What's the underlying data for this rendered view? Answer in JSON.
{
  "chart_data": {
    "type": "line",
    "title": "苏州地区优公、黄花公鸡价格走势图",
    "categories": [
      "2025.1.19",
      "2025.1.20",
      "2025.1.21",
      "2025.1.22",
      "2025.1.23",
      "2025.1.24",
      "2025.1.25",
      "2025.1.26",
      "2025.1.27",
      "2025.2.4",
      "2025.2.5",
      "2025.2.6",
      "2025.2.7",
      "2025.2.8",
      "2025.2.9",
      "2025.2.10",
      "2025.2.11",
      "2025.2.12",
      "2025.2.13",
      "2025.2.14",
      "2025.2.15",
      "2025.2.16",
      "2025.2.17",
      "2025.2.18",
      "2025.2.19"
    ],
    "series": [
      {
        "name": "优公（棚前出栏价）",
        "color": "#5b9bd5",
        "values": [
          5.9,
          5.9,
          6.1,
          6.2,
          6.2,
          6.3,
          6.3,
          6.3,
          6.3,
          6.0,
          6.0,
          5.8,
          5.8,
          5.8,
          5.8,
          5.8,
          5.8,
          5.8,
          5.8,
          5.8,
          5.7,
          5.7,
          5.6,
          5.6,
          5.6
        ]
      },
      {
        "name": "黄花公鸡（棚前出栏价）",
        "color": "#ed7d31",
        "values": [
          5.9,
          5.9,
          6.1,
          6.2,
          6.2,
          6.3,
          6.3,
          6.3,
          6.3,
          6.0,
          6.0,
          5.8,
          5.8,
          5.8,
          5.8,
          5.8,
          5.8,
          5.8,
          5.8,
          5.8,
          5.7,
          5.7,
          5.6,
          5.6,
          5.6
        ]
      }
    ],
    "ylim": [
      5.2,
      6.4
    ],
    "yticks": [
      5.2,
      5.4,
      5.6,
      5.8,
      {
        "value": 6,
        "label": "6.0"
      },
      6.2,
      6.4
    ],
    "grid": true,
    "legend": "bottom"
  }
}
------------------------------------
**Task instructions:**
Copy out each line exactly as written.

**Answer for the task:**
What's the underlying data for this rendered view? Answer in JSON.
{
  "chart_data": {
    "type": "line",
    "title": "苏州地区优公、黄花公鸡价格走势图",
    "categories": [
      "2025.1.19",
      "2025.1.20",
      "2025.1.21",
      "2025.1.22",
      "2025.1.23",
      "2025.1.24",
      "2025.1.25",
      "2025.1.26",
      "2025.1.27",
      "2025.2.4",
      "2025.2.5",
      "2025.2.6",
      "2025.2.7",
      "2025.2.8",
      "2025.2.9",
      "2025.2.10",
      "2025.2.11",
      "2025.2.12",
      "2025.2.13",
      "2025.2.14",
      "2025.2.15",
      "2025.2.16",
      "2025.2.17",
      "2025.2.18",
      "2025.2.19"
    ],
    "series": [
      {
        "name": "优公（棚前出栏价）",
        "color": "#5b9bd5",
        "values": [
          5.9,
          5.9,
          6.1,
          6.2,
          6.2,
          6.3,
          6.3,
          6.3,
          6.3,
          6.0,
          6.0,
          5.8,
          5.8,
          5.8,
          5.8,
          5.8,
          5.8,
          5.8,
          5.8,
          5.8,
          5.7,
          5.7,
          5.6,
          5.6,
          5.6
        ]
      },
      {
        "name": "黄花公鸡（棚前出栏价）",
        "color": "#ed7d31",
        "values": [
          5.9,
          5.9,
          6.1,
          6.2,
          6.2,
          6.3,
          6.3,
          6.3,
          6.3,
          6.0,
          6.0,
          5.8,
          5.8,
          5.8,
          5.8,
          5.8,
          5.8,
          5.8,
          5.8,
          5.8,
          5.7,
          5.7,
          5.6,
          5.6,
          5.6
        ]
      }
    ],
    "ylim": [
      5.2,
      6.4
    ],
    "yticks": [
      5.2,
      5.4,
      5.6,
      5.8,
      {
        "value": 6,
        "label": "6.0"
      },
      6.2,
      6.4
    ],
    "grid": true,
    "legend": "bottom"
  }
}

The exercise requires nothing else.